→ STATED PROBLEM: Exactly as written, print each record in the listing.
=== GIVEN INFORMATION ===
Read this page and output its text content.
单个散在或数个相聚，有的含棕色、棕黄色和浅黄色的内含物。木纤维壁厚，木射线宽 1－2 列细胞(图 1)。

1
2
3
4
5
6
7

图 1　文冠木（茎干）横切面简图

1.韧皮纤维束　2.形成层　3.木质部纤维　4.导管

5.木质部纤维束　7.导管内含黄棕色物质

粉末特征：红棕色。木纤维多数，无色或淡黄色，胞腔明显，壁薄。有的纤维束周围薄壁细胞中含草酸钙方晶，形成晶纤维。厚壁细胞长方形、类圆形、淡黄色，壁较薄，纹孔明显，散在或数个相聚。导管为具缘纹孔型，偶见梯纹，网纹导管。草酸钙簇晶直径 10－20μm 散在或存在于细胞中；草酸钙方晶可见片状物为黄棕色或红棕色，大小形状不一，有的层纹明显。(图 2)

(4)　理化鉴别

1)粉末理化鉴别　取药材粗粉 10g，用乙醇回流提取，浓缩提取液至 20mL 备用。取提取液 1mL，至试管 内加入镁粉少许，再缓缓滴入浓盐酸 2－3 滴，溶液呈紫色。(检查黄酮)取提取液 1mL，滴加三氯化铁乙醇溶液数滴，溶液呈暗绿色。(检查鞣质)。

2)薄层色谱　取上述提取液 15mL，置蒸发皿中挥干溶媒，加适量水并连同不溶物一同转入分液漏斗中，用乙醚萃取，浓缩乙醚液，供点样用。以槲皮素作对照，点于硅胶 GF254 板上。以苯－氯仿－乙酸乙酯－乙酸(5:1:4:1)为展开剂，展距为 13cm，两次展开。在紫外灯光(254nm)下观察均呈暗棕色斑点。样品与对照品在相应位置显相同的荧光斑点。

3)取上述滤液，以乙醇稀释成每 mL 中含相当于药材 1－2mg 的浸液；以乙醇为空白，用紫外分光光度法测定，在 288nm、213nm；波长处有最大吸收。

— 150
===
→ CORRECT ANSWER:
Read this page and output its text content.
单个散在或数个相聚，有的含棕色、棕黄色和浅黄色的内含物。木纤维壁厚，木射线宽 1－2 列细胞(图 1)。

1
2
3
4
5
6
7

图 1　文冠木（茎干）横切面简图

1.韧皮纤维束　2.形成层　3.木质部纤维　4.导管

5.木质部纤维束　7.导管内含黄棕色物质

粉末特征：红棕色。木纤维多数，无色或淡黄色，胞腔明显，壁薄。有的纤维束周围薄壁细胞中含草酸钙方晶，形成晶纤维。厚壁细胞长方形、类圆形、淡黄色，壁较薄，纹孔明显，散在或数个相聚。导管为具缘纹孔型，偶见梯纹，网纹导管。草酸钙簇晶直径 10－20μm 散在或存在于细胞中；草酸钙方晶可见片状物为黄棕色或红棕色，大小形状不一，有的层纹明显。(图 2)

(4)　理化鉴别

1)粉末理化鉴别　取药材粗粉 10g，用乙醇回流提取，浓缩提取液至 20mL 备用。取提取液 1mL，至试管 内加入镁粉少许，再缓缓滴入浓盐酸 2－3 滴，溶液呈紫色。(检查黄酮)取提取液 1mL，滴加三氯化铁乙醇溶液数滴，溶液呈暗绿色。(检查鞣质)。

2)薄层色谱　取上述提取液 15mL，置蒸发皿中挥干溶媒，加适量水并连同不溶物一同转入分液漏斗中，用乙醚萃取，浓缩乙醚液，供点样用。以槲皮素作对照，点于硅胶 GF254 板上。以苯－氯仿－乙酸乙酯－乙酸(5:1:4:1)为展开剂，展距为 13cm，两次展开。在紫外灯光(254nm)下观察均呈暗棕色斑点。样品与对照品在相应位置显相同的荧光斑点。

3)取上述滤液，以乙醇稀释成每 mL 中含相当于药材 1－2mg 的浸液；以乙醇为空白，用紫外分光光度法测定，在 288nm、213nm；波长处有最大吸收。

— 150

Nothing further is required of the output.